What is required:
Copy out every line that contains "생명보험협회".

--- START Records shown ---

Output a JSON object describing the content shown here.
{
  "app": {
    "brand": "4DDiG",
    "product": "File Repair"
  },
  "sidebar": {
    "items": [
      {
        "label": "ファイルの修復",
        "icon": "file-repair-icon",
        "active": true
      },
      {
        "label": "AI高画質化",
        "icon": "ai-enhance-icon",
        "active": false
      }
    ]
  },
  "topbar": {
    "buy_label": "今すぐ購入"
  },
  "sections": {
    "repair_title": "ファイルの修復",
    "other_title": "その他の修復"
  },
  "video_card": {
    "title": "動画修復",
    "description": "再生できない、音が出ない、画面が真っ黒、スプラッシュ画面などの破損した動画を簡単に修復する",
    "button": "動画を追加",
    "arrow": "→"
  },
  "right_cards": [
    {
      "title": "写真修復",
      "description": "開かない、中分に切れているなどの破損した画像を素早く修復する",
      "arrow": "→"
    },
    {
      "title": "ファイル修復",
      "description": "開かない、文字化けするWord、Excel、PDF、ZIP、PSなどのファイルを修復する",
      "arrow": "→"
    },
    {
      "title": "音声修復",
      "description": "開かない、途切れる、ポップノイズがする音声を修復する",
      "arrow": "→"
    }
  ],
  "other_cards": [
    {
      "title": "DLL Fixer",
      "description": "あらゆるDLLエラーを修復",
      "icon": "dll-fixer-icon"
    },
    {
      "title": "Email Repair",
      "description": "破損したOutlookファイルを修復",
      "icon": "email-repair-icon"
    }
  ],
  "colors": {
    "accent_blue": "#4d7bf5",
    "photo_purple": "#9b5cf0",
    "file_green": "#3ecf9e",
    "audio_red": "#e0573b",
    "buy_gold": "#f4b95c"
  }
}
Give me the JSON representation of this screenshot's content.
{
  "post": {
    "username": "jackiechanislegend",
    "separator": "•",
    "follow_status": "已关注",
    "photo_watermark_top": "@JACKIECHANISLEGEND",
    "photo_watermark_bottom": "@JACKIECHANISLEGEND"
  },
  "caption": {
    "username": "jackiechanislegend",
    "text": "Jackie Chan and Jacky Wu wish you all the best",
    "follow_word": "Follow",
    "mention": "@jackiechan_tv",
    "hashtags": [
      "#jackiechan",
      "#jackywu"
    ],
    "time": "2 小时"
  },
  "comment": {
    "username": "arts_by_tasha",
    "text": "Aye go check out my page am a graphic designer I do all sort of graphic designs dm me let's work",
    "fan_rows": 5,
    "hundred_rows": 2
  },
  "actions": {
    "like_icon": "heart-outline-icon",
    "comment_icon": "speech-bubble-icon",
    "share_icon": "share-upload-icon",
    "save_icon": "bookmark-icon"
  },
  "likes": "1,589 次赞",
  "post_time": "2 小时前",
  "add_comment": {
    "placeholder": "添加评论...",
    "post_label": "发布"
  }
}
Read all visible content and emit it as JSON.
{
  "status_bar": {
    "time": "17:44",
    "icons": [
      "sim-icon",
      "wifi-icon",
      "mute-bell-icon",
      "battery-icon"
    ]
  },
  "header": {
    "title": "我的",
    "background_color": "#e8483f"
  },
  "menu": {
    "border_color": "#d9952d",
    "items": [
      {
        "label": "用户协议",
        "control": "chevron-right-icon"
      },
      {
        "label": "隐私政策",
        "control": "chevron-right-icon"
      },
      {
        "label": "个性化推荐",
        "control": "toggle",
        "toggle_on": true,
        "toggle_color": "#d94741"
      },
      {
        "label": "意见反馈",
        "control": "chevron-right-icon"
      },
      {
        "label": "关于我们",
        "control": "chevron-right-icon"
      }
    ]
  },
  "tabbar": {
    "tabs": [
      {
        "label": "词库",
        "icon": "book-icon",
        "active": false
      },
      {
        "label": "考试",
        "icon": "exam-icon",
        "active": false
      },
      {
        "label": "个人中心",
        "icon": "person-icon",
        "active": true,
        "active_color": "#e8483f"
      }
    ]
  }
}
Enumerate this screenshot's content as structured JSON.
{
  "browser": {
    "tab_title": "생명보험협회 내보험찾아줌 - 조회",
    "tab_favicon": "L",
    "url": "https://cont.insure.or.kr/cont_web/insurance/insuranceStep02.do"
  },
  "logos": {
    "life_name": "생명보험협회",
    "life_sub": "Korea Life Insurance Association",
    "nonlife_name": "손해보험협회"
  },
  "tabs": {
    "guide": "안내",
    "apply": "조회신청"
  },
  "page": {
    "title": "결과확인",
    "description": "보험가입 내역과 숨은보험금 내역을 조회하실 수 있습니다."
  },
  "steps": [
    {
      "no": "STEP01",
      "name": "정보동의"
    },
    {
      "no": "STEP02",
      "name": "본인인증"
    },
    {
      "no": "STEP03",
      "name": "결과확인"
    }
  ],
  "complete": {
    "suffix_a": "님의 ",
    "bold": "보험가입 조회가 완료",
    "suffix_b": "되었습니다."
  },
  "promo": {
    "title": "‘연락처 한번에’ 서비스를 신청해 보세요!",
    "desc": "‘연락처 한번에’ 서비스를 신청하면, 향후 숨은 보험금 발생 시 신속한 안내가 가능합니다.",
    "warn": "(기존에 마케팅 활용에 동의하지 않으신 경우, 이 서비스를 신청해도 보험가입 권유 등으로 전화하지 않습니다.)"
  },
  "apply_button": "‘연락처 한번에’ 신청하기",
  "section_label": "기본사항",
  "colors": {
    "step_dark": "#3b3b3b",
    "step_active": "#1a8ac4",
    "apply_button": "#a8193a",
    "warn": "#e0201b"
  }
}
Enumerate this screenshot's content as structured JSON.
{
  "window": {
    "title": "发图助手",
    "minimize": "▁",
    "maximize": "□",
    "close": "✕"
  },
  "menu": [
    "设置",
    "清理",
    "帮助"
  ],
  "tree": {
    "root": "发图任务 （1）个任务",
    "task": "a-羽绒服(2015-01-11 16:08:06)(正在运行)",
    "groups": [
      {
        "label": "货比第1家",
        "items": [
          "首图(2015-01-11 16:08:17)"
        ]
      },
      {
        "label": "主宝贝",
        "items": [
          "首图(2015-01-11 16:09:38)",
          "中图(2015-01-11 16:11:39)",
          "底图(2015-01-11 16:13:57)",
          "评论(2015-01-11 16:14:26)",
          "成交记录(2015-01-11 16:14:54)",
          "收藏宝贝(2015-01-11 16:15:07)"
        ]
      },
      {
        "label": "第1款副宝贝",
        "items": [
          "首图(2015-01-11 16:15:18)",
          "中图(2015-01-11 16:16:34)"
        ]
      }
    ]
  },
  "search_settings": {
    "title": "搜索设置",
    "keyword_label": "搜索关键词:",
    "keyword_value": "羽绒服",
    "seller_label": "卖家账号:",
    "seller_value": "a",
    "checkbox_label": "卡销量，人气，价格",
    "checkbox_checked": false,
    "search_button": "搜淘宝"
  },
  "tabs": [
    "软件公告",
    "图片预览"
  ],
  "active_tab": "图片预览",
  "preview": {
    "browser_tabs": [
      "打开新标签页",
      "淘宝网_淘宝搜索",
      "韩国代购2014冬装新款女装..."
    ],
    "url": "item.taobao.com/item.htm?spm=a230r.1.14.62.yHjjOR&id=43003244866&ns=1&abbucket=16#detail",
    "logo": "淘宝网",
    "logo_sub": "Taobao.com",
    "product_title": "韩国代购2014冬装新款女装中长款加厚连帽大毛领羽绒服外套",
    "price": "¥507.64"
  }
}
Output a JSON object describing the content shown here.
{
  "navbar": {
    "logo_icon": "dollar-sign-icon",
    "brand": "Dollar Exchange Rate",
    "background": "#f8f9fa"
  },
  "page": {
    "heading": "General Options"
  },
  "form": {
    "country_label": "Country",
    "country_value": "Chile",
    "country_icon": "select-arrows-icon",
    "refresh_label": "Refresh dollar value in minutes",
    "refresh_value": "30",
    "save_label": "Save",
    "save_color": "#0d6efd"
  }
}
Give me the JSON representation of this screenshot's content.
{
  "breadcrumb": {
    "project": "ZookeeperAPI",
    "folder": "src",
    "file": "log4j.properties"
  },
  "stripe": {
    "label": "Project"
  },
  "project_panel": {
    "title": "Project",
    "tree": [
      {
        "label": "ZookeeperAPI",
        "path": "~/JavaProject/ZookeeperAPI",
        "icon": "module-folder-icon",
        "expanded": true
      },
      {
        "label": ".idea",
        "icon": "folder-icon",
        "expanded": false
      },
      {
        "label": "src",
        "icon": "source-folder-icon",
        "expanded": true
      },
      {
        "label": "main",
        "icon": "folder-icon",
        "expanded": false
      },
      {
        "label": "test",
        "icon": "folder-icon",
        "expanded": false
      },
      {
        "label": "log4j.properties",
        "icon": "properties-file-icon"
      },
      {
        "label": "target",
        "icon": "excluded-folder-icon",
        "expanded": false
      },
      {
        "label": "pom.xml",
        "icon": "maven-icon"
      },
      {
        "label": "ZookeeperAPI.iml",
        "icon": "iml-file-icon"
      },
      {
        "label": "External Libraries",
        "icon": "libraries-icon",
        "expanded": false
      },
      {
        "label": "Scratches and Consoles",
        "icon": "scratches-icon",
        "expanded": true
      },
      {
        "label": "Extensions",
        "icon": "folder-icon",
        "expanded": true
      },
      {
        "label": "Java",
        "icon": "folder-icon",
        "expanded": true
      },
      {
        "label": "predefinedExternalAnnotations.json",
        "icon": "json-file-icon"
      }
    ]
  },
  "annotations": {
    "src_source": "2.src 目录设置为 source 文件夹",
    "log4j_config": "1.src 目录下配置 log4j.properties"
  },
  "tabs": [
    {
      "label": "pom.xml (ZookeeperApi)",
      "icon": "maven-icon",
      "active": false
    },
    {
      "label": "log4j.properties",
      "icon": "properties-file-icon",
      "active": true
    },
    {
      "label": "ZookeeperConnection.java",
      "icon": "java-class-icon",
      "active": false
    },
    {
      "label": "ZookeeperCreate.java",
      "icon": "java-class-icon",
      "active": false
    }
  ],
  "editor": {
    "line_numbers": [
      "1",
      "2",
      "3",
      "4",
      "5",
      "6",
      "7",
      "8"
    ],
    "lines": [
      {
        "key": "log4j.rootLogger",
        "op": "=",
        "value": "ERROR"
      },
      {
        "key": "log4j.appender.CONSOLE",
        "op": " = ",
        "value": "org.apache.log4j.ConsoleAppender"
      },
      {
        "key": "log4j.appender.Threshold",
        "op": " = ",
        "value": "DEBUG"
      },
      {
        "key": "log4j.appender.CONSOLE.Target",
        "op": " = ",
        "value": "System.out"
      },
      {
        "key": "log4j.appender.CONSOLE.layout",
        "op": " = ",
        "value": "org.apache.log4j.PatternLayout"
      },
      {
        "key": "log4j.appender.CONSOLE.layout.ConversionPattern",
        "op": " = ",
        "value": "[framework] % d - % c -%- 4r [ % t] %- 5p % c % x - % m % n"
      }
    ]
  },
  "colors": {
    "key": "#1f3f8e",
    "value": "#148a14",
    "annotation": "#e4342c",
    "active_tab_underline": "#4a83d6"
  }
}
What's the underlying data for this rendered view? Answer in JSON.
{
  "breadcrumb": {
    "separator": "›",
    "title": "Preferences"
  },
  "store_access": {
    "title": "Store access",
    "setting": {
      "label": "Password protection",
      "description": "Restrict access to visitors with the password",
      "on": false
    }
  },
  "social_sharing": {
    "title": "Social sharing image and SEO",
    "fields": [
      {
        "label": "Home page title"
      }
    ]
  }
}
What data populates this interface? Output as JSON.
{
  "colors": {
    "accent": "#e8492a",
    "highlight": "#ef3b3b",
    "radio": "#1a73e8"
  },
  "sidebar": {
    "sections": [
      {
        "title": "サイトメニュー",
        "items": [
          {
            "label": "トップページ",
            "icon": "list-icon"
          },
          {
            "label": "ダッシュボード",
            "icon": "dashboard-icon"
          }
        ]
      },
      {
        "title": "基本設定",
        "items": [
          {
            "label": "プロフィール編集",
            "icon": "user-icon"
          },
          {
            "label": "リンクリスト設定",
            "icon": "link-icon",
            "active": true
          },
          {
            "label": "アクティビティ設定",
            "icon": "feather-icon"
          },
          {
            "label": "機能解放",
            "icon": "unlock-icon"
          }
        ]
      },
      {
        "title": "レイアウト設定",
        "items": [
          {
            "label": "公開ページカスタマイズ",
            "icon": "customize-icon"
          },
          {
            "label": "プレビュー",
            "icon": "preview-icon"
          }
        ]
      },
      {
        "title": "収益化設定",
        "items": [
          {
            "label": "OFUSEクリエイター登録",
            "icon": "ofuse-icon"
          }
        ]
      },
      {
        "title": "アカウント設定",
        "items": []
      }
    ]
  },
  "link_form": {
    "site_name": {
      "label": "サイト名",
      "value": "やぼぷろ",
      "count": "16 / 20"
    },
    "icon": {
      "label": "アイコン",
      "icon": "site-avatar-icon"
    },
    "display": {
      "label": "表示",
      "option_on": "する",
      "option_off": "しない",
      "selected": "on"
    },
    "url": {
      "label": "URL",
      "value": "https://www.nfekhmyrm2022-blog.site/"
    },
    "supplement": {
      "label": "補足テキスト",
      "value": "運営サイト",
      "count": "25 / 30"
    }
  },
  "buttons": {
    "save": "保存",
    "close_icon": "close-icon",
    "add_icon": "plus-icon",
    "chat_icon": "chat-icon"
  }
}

--- END Records shown ---

Output for this exercise:
    "tab_title": "생명보험협회 내보험찾아줌 - 조회",
    "life_name": "생명보험협회",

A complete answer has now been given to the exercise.